◆ **READING TEXT**:

• • • • • • •

The oldest recorded act of Parliament in Western Australia is the Civil Court of Western Australia (1832) act, an act for establishing a Court of Civil Judicature, assented to on 10 February 1832, under the first Governor of Western Australia, James Stirling. It predates the Parliament of Western Australia and was passed by the Western Australian Legislative Council instead. All up, ten acts were passed in 1832.

Since 1832, acts have been passed in every year but 1890, the year the Western Australian Parliament was formed. The last act to be passed prior to the establishment of the Parliament was the Electoral Act 1889, assented to on 26 June 1890.

In 2023, the Western Australian Parliament passed 34 acts.

==Longest-serving members==
Members of the Western Australian upper and lower houses with over 30 years of service.

• • • • • • •

◆ **MATERIAL PROVIDED**:
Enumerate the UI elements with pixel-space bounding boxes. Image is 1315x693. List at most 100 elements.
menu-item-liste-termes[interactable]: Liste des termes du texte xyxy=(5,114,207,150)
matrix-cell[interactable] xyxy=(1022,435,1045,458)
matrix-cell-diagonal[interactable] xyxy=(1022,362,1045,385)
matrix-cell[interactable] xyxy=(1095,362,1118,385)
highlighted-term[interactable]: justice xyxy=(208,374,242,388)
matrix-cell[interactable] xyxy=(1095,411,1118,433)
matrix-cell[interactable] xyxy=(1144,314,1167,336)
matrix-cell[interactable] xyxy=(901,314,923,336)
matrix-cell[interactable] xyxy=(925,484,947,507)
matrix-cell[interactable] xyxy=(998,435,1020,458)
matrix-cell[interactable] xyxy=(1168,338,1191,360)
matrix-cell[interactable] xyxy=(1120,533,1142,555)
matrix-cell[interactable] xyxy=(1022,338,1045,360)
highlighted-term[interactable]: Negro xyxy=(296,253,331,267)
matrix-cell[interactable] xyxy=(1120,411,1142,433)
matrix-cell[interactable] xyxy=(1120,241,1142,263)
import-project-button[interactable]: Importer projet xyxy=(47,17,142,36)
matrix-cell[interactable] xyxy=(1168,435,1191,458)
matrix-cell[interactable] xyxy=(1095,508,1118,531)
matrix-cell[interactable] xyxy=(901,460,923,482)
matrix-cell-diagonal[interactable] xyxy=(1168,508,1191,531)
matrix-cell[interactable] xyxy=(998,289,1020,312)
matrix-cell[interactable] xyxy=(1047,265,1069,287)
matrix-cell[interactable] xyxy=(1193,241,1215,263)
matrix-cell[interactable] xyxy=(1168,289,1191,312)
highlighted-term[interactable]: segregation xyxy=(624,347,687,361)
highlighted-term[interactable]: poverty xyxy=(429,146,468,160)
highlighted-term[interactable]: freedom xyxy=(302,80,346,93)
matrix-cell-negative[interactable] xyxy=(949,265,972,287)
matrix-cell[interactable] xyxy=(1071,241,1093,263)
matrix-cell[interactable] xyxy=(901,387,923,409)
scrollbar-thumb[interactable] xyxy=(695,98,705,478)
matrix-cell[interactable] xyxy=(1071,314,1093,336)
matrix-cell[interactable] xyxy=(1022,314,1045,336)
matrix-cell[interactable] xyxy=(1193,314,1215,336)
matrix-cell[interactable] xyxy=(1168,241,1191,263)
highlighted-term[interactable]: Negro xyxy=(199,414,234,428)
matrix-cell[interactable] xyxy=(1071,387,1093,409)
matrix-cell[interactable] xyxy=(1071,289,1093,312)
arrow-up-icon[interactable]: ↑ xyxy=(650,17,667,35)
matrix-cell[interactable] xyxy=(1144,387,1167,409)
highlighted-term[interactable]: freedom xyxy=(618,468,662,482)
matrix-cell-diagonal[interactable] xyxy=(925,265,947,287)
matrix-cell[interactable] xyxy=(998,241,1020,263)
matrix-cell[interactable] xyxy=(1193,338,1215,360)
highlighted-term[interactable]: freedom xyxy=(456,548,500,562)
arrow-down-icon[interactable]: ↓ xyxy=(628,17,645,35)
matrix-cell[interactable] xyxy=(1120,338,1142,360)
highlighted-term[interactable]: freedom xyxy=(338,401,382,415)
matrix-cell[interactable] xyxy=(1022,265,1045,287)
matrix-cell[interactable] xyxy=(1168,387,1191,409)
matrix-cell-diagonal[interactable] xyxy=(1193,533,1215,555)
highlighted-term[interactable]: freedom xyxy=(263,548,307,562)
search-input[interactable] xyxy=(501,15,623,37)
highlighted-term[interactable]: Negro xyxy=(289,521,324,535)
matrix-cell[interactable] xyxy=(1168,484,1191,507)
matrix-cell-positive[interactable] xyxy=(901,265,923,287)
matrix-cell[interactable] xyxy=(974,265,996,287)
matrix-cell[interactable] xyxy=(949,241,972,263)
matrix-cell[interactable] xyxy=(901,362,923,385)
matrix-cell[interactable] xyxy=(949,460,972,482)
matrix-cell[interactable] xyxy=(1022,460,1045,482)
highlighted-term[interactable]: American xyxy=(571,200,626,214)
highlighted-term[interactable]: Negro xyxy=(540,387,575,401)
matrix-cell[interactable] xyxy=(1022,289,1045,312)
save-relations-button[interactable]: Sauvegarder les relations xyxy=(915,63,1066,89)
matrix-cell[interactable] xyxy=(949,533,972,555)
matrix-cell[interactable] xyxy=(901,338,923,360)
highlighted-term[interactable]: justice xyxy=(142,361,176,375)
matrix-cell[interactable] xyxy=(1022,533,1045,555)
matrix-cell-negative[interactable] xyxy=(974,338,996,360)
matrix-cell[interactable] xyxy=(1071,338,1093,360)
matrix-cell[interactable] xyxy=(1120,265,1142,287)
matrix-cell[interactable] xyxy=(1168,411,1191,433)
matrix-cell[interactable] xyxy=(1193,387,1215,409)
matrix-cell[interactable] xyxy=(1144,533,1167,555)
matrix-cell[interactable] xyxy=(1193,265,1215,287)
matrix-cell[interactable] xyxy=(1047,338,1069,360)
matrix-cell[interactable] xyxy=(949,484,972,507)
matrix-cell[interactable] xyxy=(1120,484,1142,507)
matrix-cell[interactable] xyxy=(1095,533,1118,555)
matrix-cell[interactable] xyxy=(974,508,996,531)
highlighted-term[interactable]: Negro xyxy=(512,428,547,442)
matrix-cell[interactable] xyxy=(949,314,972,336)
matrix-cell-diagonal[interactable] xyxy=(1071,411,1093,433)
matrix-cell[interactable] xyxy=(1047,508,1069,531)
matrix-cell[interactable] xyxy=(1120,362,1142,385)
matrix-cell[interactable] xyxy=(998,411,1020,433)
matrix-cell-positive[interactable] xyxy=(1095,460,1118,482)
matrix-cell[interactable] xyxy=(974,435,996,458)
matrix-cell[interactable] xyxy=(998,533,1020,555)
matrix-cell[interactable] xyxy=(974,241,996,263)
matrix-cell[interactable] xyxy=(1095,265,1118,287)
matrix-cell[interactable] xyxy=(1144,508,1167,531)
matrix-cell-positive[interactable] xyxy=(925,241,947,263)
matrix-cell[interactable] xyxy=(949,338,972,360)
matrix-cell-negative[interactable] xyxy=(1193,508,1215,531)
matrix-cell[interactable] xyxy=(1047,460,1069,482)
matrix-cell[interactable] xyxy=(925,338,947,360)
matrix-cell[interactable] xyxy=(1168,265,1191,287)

• • • • • • •

◆ **PROBLEMS TO WORK ON**:
a: According to the text about Western Australian legislation, how many acts did the Western Australian Parliament pass in 2023?
b: Reproduce the text about Western Australian legislation verbatim from "The oldest recorded" to "26 June 1890.".
Rely solely on the text about Western Australian legislation; the rows play no part.

◆ **SOLUTIONS TO THE EXERCISE**:
a: It passed 34 acts in 2023.

b:
The oldest recorded act of Parliament in Western Australia is the Civil Court of Western Australia (1832) act, an act for establishing a Court of Civil Judicature, assented to on 10 February 1832, under the first Governor of Western Australia, James Stirling. It predates the Parliament of Western Australia and was passed by the Western Australian Legislative Council instead. All up, ten acts were passed in 1832.

Since 1832, acts have been passed in every year but 1890, the year the Western Australian Parliament was formed. The last act to be passed prior to the establishment of the Parliament was the Electoral Act 1889, assented to on 26 June 1890.